Give every line from the entries that contains "name".

--------------------------------

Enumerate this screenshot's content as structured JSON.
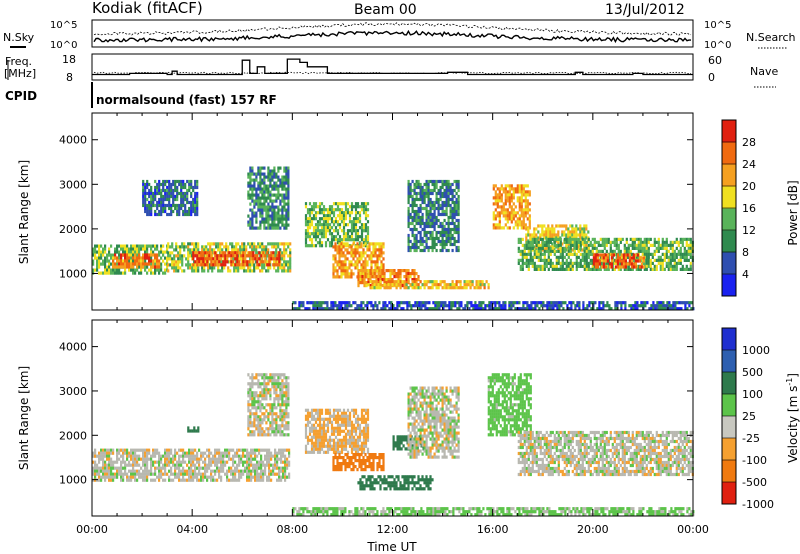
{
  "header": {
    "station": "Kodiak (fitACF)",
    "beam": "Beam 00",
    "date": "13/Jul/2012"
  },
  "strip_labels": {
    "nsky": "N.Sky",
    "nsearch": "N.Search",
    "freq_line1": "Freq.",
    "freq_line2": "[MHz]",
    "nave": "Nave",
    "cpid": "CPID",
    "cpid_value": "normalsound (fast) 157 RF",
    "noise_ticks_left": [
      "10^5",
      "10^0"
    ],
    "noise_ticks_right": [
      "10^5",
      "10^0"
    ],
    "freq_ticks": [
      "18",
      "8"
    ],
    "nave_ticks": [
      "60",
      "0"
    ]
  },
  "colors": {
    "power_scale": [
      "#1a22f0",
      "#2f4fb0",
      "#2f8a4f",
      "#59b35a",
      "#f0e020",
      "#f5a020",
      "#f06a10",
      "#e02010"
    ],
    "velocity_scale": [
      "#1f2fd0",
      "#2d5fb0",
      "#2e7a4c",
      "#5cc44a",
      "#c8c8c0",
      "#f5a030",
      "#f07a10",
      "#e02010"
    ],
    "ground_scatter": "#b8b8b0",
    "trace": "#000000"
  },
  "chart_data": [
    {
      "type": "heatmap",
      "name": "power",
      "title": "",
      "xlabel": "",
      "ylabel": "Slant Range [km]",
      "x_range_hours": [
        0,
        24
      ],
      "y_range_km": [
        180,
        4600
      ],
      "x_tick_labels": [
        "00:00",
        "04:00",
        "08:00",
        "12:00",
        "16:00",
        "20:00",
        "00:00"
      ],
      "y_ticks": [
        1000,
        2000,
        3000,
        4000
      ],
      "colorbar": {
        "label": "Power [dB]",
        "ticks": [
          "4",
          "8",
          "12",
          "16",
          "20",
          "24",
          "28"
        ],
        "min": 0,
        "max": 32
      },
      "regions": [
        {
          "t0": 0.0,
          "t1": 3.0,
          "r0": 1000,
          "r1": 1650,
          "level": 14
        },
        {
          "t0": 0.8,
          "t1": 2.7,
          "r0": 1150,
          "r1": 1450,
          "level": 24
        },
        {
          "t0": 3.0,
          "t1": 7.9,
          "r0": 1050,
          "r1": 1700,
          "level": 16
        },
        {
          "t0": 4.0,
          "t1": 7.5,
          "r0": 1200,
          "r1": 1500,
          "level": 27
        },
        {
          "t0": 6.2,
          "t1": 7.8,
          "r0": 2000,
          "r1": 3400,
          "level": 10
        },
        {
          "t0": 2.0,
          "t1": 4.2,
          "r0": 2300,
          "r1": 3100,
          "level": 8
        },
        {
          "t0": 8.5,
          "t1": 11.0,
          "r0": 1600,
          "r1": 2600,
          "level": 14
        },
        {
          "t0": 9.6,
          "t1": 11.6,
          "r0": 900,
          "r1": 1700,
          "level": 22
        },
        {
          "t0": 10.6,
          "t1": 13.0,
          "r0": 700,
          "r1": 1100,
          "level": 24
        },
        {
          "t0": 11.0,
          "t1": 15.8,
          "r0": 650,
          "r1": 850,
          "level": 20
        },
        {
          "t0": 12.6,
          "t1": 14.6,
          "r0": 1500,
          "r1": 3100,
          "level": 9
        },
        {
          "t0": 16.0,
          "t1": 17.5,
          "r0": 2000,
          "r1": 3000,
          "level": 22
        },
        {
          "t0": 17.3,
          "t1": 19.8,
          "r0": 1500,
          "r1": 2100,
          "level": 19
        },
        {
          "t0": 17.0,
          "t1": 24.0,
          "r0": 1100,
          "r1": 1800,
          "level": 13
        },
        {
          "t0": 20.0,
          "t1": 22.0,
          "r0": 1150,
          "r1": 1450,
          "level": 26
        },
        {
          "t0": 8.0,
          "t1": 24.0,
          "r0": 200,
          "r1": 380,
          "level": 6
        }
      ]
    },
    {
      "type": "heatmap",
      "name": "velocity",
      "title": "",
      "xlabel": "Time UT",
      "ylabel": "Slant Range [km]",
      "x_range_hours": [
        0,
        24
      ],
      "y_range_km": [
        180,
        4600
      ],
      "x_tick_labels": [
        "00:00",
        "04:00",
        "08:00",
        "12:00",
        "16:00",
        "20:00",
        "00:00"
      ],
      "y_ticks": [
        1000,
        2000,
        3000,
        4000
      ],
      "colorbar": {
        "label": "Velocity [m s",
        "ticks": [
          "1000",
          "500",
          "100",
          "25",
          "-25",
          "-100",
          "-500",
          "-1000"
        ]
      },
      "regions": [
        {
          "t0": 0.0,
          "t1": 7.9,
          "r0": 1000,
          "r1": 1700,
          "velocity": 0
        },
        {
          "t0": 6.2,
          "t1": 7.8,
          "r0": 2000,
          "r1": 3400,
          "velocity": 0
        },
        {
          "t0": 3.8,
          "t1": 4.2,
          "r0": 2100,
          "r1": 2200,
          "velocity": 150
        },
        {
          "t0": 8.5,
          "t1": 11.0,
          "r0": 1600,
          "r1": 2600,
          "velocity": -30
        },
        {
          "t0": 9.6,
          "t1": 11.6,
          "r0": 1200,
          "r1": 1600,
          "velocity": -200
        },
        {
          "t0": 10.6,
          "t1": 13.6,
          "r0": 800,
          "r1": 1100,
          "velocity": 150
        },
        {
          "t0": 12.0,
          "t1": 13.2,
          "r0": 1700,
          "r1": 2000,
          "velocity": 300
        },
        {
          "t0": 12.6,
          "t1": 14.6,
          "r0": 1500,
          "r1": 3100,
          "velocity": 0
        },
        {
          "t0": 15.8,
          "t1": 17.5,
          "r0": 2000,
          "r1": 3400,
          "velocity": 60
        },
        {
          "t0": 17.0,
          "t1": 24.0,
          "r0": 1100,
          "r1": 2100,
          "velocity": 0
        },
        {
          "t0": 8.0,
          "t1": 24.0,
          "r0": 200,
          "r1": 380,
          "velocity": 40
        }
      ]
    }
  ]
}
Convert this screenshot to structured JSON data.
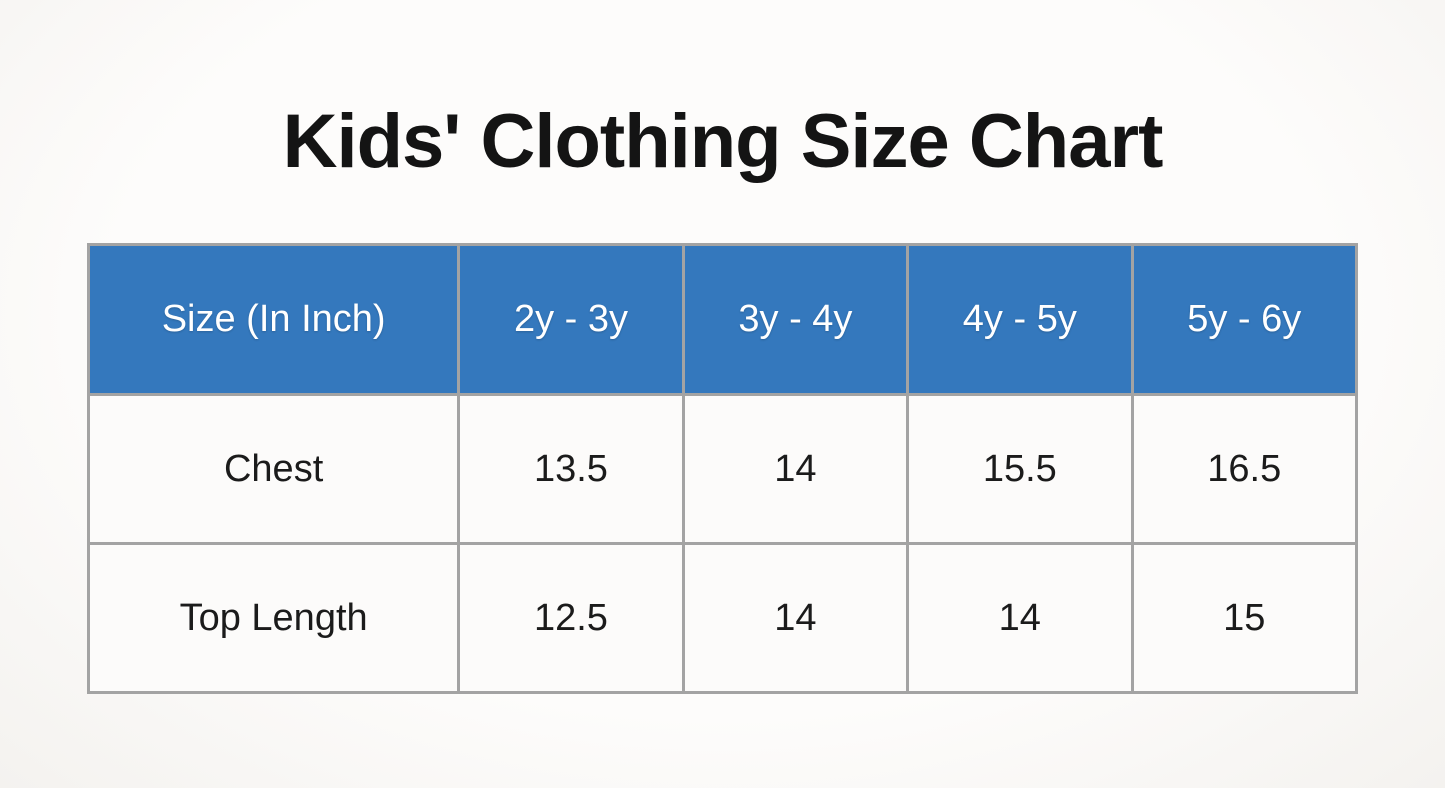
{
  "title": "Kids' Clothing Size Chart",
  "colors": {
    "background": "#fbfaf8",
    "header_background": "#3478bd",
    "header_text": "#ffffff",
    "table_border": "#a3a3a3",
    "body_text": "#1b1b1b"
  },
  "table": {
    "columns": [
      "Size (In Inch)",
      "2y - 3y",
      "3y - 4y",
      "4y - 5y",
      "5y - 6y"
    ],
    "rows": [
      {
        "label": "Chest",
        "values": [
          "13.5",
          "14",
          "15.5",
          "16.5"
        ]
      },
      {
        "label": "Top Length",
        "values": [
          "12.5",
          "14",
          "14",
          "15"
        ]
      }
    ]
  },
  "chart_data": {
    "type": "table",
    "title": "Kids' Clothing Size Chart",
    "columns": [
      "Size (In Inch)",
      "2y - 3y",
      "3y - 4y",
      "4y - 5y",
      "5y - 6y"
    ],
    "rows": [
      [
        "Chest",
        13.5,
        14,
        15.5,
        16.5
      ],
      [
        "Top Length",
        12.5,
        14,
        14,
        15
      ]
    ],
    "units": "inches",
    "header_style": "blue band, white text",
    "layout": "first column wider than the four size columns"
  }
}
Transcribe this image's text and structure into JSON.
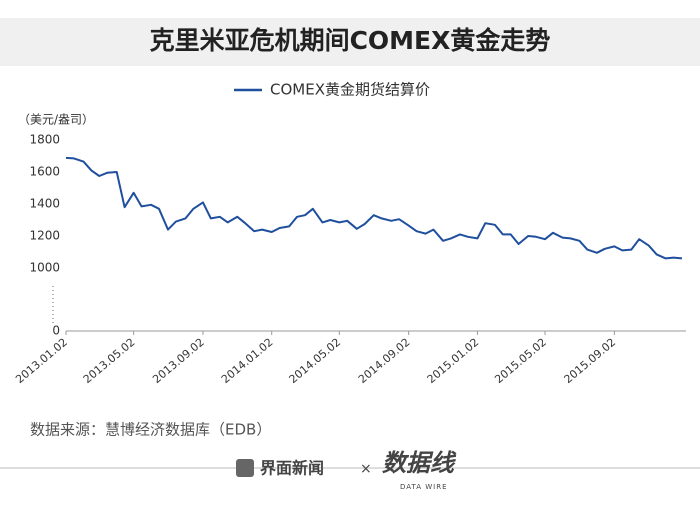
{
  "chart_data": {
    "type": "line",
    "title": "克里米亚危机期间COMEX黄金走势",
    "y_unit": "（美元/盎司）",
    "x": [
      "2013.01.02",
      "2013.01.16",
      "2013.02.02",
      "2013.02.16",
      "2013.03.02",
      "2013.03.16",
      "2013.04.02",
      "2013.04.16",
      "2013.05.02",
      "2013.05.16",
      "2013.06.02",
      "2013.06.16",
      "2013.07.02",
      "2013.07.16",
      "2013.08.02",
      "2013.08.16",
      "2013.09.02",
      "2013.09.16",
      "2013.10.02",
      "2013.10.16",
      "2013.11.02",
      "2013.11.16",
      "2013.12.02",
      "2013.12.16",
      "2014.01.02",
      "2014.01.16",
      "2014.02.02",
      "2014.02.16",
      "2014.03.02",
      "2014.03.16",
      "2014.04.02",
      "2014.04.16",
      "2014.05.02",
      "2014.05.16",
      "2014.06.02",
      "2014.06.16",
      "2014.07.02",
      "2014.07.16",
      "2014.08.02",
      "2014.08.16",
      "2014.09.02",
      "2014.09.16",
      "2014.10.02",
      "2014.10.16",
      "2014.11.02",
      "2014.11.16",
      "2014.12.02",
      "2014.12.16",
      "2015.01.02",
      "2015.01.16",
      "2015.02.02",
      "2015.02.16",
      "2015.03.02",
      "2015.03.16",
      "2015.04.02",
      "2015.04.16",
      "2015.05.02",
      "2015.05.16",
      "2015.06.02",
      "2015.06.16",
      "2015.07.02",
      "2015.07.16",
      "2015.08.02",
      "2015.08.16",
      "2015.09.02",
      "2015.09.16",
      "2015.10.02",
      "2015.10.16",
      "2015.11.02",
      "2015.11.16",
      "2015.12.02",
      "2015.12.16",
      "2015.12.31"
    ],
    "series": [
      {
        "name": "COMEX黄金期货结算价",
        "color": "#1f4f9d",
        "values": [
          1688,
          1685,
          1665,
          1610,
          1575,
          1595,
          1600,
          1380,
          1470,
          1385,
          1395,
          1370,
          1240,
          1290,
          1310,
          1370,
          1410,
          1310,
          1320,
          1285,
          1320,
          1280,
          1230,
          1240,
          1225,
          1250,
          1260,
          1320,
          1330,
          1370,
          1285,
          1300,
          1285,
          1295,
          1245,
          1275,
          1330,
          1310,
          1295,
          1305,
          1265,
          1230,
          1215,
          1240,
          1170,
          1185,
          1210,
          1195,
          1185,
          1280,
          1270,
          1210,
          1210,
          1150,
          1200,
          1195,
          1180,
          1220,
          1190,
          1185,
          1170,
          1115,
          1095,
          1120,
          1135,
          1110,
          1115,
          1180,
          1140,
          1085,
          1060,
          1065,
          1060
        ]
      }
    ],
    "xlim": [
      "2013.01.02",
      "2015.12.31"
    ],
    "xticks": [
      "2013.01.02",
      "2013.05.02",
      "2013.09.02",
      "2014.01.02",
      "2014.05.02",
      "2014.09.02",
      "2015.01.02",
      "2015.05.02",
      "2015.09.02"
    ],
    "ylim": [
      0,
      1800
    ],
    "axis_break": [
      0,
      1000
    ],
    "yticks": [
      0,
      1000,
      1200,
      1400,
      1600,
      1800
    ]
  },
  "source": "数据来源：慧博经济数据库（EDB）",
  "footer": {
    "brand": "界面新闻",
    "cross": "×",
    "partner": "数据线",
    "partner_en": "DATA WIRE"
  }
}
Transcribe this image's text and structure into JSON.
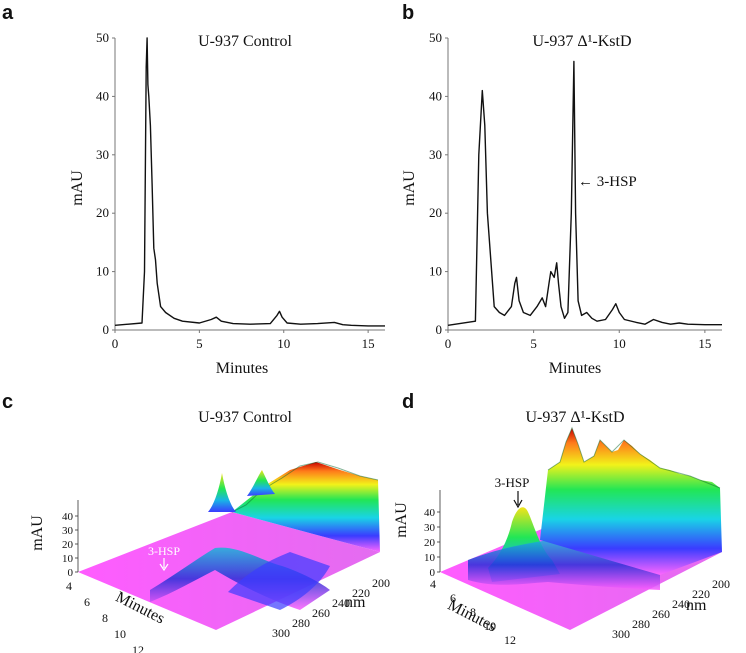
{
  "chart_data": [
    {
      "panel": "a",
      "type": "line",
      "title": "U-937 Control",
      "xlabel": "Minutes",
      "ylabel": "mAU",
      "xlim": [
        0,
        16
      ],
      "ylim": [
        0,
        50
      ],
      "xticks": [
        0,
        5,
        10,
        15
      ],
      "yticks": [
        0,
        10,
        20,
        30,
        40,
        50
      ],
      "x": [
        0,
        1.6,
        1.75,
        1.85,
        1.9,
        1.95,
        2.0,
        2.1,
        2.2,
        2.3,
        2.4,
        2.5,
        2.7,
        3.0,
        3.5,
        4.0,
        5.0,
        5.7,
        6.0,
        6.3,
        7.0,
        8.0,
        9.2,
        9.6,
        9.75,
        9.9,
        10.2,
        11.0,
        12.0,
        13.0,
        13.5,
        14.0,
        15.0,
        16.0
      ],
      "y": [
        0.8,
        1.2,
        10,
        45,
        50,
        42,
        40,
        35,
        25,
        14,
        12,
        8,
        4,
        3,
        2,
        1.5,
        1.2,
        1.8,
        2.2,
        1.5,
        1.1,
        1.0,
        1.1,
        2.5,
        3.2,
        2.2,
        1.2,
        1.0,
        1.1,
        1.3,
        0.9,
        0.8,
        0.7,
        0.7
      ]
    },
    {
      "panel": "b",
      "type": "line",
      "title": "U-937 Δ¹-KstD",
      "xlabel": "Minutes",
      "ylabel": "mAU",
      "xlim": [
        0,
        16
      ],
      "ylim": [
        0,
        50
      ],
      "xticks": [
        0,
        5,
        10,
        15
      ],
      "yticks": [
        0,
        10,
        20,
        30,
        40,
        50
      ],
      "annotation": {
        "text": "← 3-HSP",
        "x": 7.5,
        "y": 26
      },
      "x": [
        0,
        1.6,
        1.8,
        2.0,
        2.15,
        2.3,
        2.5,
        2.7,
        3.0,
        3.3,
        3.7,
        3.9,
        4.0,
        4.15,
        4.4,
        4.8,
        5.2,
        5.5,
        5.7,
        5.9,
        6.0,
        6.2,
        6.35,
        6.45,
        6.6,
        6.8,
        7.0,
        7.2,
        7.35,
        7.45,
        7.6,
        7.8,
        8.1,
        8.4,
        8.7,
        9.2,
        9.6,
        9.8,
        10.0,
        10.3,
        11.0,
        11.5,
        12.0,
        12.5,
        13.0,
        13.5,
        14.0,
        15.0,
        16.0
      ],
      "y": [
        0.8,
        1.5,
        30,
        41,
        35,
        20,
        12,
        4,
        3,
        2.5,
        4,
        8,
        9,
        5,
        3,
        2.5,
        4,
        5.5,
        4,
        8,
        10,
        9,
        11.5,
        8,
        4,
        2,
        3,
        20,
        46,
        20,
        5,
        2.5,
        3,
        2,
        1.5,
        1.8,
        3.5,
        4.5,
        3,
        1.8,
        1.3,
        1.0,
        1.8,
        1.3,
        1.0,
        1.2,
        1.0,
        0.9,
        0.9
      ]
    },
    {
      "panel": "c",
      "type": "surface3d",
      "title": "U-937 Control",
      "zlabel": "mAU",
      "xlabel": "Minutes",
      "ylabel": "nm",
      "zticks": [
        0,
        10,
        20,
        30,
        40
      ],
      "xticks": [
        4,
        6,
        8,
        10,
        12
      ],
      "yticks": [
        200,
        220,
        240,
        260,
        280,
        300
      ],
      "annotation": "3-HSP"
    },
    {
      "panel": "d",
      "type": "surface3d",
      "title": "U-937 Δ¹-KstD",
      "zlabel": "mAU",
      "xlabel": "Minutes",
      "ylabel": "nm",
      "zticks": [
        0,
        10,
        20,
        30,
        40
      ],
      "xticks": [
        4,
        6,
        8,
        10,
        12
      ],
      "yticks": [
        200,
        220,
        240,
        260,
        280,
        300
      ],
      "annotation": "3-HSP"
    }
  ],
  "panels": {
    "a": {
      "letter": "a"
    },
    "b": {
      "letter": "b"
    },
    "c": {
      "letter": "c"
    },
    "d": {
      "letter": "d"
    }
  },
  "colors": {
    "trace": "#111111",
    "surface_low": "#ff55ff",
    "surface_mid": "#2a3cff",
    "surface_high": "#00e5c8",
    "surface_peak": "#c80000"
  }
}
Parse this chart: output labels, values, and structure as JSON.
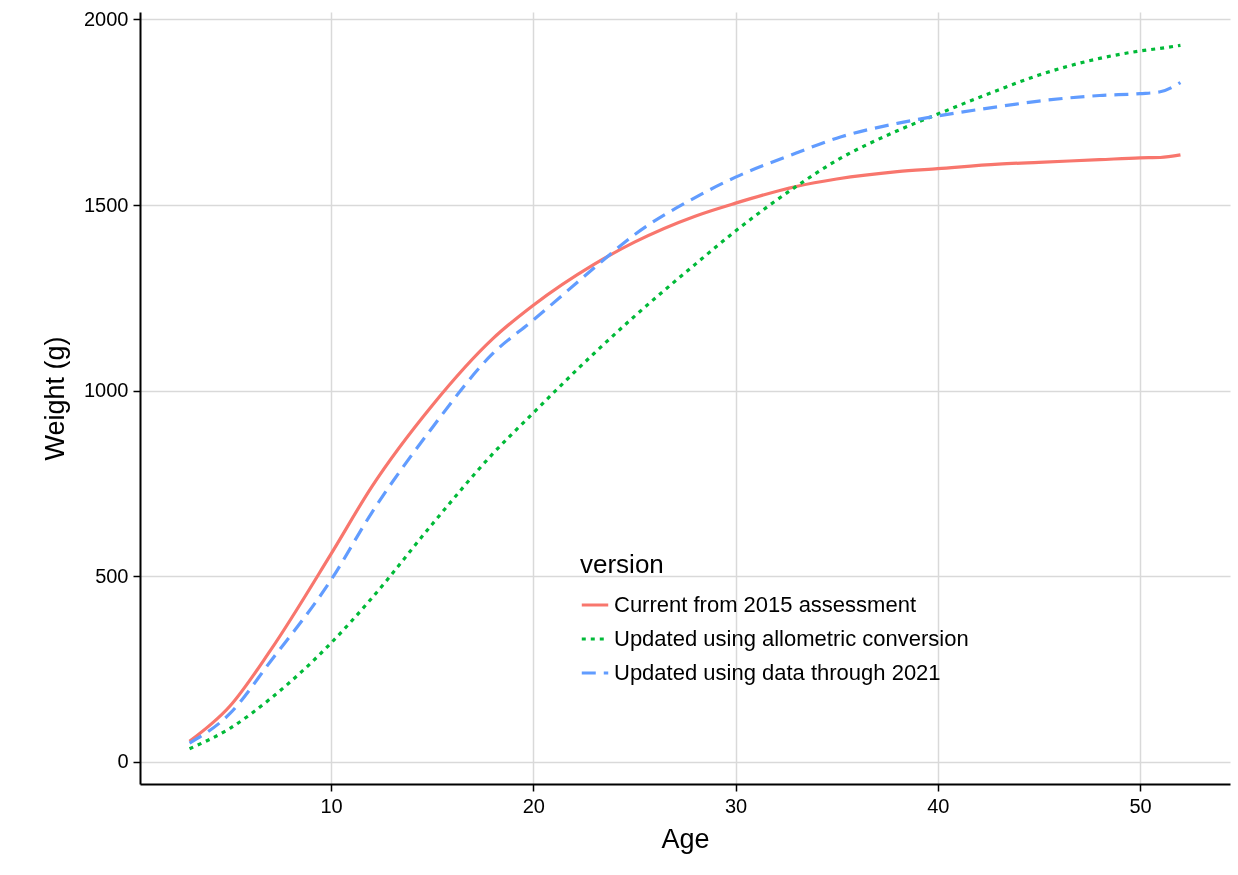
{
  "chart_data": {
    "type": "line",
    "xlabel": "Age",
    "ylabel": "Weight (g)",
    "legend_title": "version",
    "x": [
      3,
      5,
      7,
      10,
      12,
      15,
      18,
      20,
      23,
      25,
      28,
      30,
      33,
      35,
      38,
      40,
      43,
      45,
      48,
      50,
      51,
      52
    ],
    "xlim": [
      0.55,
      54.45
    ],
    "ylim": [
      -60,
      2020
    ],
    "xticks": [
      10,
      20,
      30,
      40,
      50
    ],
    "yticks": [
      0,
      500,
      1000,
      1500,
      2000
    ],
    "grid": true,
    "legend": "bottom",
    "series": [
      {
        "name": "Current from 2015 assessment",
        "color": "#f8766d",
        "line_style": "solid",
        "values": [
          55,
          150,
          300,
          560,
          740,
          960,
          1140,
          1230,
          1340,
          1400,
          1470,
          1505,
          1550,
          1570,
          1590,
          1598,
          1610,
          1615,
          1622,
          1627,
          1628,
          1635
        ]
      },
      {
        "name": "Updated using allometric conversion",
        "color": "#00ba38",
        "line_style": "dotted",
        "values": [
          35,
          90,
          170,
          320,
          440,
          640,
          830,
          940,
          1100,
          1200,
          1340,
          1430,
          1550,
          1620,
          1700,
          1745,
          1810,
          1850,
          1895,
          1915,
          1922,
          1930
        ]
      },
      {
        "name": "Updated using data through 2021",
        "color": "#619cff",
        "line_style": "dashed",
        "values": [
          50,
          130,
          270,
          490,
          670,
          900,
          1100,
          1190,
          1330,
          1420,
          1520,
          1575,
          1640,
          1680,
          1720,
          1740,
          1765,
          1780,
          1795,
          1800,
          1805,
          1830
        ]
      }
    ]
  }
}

--------------------------------

## Answer to this task
      "name": "power",
      "name": "velocity",
        "name": "COMEX黄金期货结算价",
        "name": "Current from 2015 assessment",
        "name": "Updated using allometric conversion",
        "name": "Updated using data through 2021",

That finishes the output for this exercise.